Pictures aside, write out every record exactly as it appears.

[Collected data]
%%

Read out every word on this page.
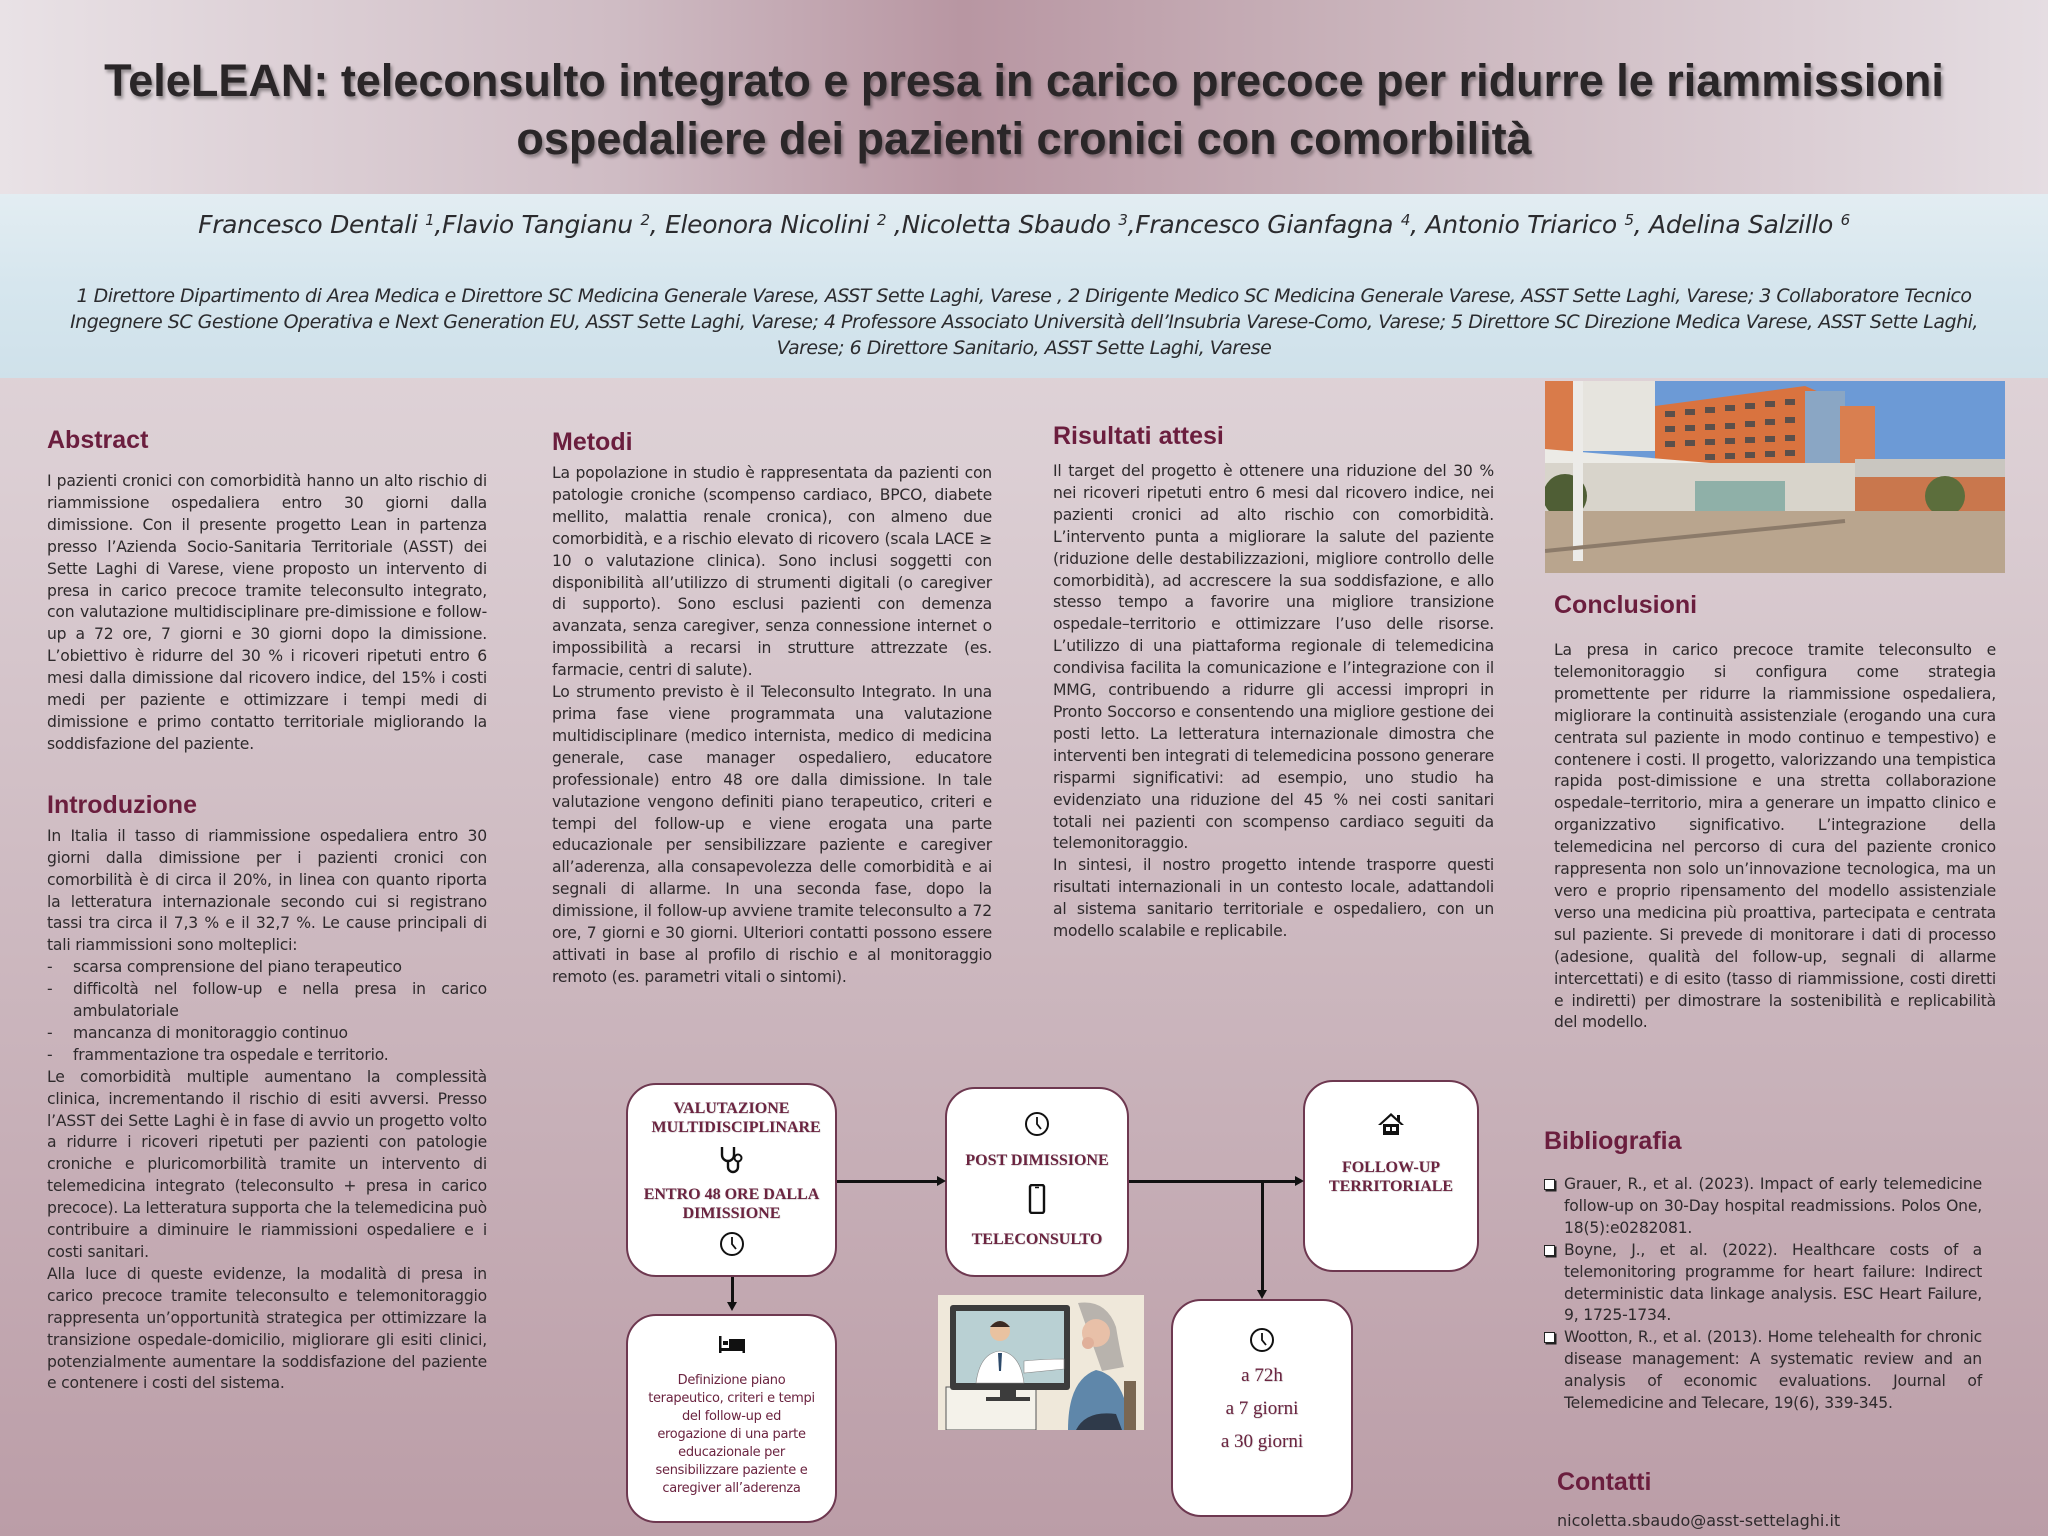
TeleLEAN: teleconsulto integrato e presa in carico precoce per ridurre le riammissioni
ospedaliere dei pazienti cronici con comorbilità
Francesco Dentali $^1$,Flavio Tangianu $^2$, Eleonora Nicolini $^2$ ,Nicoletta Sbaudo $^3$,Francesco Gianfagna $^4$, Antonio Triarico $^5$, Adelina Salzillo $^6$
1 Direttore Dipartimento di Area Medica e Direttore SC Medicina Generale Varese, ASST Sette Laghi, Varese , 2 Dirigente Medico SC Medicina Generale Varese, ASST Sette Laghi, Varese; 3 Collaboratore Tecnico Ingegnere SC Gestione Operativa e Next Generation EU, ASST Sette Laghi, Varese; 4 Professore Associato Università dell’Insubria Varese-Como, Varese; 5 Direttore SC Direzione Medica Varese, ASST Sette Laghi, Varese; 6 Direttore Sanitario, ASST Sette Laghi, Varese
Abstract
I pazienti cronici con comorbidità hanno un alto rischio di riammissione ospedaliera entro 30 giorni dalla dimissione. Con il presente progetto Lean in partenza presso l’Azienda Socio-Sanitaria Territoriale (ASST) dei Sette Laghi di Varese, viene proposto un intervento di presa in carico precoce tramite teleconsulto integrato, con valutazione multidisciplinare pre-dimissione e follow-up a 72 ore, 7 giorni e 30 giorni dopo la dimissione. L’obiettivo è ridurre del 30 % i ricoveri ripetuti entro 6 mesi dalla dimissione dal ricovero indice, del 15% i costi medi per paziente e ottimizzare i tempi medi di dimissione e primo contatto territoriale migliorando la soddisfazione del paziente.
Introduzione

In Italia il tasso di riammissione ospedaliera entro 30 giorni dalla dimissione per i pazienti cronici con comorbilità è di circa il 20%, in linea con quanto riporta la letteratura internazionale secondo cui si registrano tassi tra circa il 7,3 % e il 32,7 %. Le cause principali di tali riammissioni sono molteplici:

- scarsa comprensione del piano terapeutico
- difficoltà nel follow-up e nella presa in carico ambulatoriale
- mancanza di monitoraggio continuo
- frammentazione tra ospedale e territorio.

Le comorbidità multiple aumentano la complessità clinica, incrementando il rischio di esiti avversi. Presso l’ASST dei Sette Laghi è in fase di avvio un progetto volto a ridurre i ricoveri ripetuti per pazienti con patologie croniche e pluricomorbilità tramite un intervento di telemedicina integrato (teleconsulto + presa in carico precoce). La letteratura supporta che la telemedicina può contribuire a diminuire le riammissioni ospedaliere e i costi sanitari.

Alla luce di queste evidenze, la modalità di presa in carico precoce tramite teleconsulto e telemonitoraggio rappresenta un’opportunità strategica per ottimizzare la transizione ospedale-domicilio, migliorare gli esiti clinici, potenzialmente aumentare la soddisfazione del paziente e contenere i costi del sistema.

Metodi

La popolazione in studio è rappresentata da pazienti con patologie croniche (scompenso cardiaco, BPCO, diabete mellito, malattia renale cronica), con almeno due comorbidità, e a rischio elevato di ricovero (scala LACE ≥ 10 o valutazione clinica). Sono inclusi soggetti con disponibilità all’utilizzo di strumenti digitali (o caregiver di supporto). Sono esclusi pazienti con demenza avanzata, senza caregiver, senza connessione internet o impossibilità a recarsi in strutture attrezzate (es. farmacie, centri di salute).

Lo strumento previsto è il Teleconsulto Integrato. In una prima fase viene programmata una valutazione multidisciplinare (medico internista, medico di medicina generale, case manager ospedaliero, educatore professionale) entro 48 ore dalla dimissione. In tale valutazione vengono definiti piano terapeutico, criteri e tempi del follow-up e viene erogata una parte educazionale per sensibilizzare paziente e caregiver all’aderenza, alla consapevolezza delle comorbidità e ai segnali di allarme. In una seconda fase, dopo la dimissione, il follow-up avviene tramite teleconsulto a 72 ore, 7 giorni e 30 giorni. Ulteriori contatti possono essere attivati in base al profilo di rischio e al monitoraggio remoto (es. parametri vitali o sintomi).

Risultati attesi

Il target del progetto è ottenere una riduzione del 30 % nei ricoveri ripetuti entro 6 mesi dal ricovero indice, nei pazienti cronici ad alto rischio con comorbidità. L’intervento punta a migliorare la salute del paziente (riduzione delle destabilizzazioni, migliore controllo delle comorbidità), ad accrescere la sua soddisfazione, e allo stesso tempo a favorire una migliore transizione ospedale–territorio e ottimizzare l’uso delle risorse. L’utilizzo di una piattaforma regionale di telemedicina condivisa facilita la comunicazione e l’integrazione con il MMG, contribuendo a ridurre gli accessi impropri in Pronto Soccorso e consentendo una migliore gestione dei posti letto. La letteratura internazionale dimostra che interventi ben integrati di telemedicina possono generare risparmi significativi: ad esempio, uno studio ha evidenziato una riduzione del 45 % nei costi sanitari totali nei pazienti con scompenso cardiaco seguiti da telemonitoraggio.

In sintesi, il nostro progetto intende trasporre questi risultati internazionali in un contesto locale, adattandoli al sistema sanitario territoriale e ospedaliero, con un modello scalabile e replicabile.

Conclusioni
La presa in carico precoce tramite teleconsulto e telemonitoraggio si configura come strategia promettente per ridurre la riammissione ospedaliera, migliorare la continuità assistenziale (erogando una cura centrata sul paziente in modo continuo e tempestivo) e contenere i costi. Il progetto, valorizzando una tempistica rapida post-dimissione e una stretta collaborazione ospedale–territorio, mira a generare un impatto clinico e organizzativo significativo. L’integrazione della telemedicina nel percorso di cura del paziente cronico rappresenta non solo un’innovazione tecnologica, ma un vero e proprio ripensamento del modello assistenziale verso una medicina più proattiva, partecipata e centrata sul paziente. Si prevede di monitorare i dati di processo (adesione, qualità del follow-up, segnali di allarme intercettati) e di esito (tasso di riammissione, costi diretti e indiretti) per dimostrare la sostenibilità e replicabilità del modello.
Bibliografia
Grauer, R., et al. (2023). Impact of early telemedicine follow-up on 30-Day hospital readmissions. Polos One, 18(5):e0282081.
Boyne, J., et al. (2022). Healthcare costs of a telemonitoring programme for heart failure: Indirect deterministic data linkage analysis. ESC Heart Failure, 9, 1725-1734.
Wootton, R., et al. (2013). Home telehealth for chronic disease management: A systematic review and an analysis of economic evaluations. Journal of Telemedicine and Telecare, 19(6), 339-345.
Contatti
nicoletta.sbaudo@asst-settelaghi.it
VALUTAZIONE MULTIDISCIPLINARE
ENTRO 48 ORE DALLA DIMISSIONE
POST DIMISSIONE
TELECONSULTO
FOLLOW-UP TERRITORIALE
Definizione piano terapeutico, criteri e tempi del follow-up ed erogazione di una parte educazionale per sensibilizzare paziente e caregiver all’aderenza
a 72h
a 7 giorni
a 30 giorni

%%

● Full response:
Read out every word on this page.
TeleLEAN: teleconsulto integrato e presa in carico precoce per ridurre le riammissioni
ospedaliere dei pazienti cronici con comorbilità
Francesco Dentali $^1$,Flavio Tangianu $^2$, Eleonora Nicolini $^2$ ,Nicoletta Sbaudo $^3$,Francesco Gianfagna $^4$, Antonio Triarico $^5$, Adelina Salzillo $^6$
1 Direttore Dipartimento di Area Medica e Direttore SC Medicina Generale Varese, ASST Sette Laghi, Varese , 2 Dirigente Medico SC Medicina Generale Varese, ASST Sette Laghi, Varese; 3 Collaboratore Tecnico Ingegnere SC Gestione Operativa e Next Generation EU, ASST Sette Laghi, Varese; 4 Professore Associato Università dell’Insubria Varese-Como, Varese; 5 Direttore SC Direzione Medica Varese, ASST Sette Laghi, Varese; 6 Direttore Sanitario, ASST Sette Laghi, Varese
Abstract
I pazienti cronici con comorbidità hanno un alto rischio di riammissione ospedaliera entro 30 giorni dalla dimissione. Con il presente progetto Lean in partenza presso l’Azienda Socio-Sanitaria Territoriale (ASST) dei Sette Laghi di Varese, viene proposto un intervento di presa in carico precoce tramite teleconsulto integrato, con valutazione multidisciplinare pre-dimissione e follow-up a 72 ore, 7 giorni e 30 giorni dopo la dimissione. L’obiettivo è ridurre del 30 % i ricoveri ripetuti entro 6 mesi dalla dimissione dal ricovero indice, del 15% i costi medi per paziente e ottimizzare i tempi medi di dimissione e primo contatto territoriale migliorando la soddisfazione del paziente.
Introduzione

In Italia il tasso di riammissione ospedaliera entro 30 giorni dalla dimissione per i pazienti cronici con comorbilità è di circa il 20%, in linea con quanto riporta la letteratura internazionale secondo cui si registrano tassi tra circa il 7,3 % e il 32,7 %. Le cause principali di tali riammissioni sono molteplici:

- scarsa comprensione del piano terapeutico
- difficoltà nel follow-up e nella presa in carico ambulatoriale
- mancanza di monitoraggio continuo
- frammentazione tra ospedale e territorio.

Le comorbidità multiple aumentano la complessità clinica, incrementando il rischio di esiti avversi. Presso l’ASST dei Sette Laghi è in fase di avvio un progetto volto a ridurre i ricoveri ripetuti per pazienti con patologie croniche e pluricomorbilità tramite un intervento di telemedicina integrato (teleconsulto + presa in carico precoce). La letteratura supporta che la telemedicina può contribuire a diminuire le riammissioni ospedaliere e i costi sanitari.

Alla luce di queste evidenze, la modalità di presa in carico precoce tramite teleconsulto e telemonitoraggio rappresenta un’opportunità strategica per ottimizzare la transizione ospedale-domicilio, migliorare gli esiti clinici, potenzialmente aumentare la soddisfazione del paziente e contenere i costi del sistema.

Metodi

La popolazione in studio è rappresentata da pazienti con patologie croniche (scompenso cardiaco, BPCO, diabete mellito, malattia renale cronica), con almeno due comorbidità, e a rischio elevato di ricovero (scala LACE ≥ 10 o valutazione clinica). Sono inclusi soggetti con disponibilità all’utilizzo di strumenti digitali (o caregiver di supporto). Sono esclusi pazienti con demenza avanzata, senza caregiver, senza connessione internet o impossibilità a recarsi in strutture attrezzate (es. farmacie, centri di salute).

Lo strumento previsto è il Teleconsulto Integrato. In una prima fase viene programmata una valutazione multidisciplinare (medico internista, medico di medicina generale, case manager ospedaliero, educatore professionale) entro 48 ore dalla dimissione. In tale valutazione vengono definiti piano terapeutico, criteri e tempi del follow-up e viene erogata una parte educazionale per sensibilizzare paziente e caregiver all’aderenza, alla consapevolezza delle comorbidità e ai segnali di allarme. In una seconda fase, dopo la dimissione, il follow-up avviene tramite teleconsulto a 72 ore, 7 giorni e 30 giorni. Ulteriori contatti possono essere attivati in base al profilo di rischio e al monitoraggio remoto (es. parametri vitali o sintomi).

Risultati attesi

Il target del progetto è ottenere una riduzione del 30 % nei ricoveri ripetuti entro 6 mesi dal ricovero indice, nei pazienti cronici ad alto rischio con comorbidità. L’intervento punta a migliorare la salute del paziente (riduzione delle destabilizzazioni, migliore controllo delle comorbidità), ad accrescere la sua soddisfazione, e allo stesso tempo a favorire una migliore transizione ospedale–territorio e ottimizzare l’uso delle risorse. L’utilizzo di una piattaforma regionale di telemedicina condivisa facilita la comunicazione e l’integrazione con il MMG, contribuendo a ridurre gli accessi impropri in Pronto Soccorso e consentendo una migliore gestione dei posti letto. La letteratura internazionale dimostra che interventi ben integrati di telemedicina possono generare risparmi significativi: ad esempio, uno studio ha evidenziato una riduzione del 45 % nei costi sanitari totali nei pazienti con scompenso cardiaco seguiti da telemonitoraggio.

In sintesi, il nostro progetto intende trasporre questi risultati internazionali in un contesto locale, adattandoli al sistema sanitario territoriale e ospedaliero, con un modello scalabile e replicabile.

Conclusioni
La presa in carico precoce tramite teleconsulto e telemonitoraggio si configura come strategia promettente per ridurre la riammissione ospedaliera, migliorare la continuità assistenziale (erogando una cura centrata sul paziente in modo continuo e tempestivo) e contenere i costi. Il progetto, valorizzando una tempistica rapida post-dimissione e una stretta collaborazione ospedale–territorio, mira a generare un impatto clinico e organizzativo significativo. L’integrazione della telemedicina nel percorso di cura del paziente cronico rappresenta non solo un’innovazione tecnologica, ma un vero e proprio ripensamento del modello assistenziale verso una medicina più proattiva, partecipata e centrata sul paziente. Si prevede di monitorare i dati di processo (adesione, qualità del follow-up, segnali di allarme intercettati) e di esito (tasso di riammissione, costi diretti e indiretti) per dimostrare la sostenibilità e replicabilità del modello.
Bibliografia
Grauer, R., et al. (2023). Impact of early telemedicine follow-up on 30-Day hospital readmissions. Polos One, 18(5):e0282081.
Boyne, J., et al. (2022). Healthcare costs of a telemonitoring programme for heart failure: Indirect deterministic data linkage analysis. ESC Heart Failure, 9, 1725-1734.
Wootton, R., et al. (2013). Home telehealth for chronic disease management: A systematic review and an analysis of economic evaluations. Journal of Telemedicine and Telecare, 19(6), 339-345.
Contatti
nicoletta.sbaudo@asst-settelaghi.it
VALUTAZIONE MULTIDISCIPLINARE
ENTRO 48 ORE DALLA DIMISSIONE
POST DIMISSIONE
TELECONSULTO
FOLLOW-UP TERRITORIALE
Definizione piano terapeutico, criteri e tempi del follow-up ed erogazione di una parte educazionale per sensibilizzare paziente e caregiver all’aderenza
a 72h
a 7 giorni
a 30 giorni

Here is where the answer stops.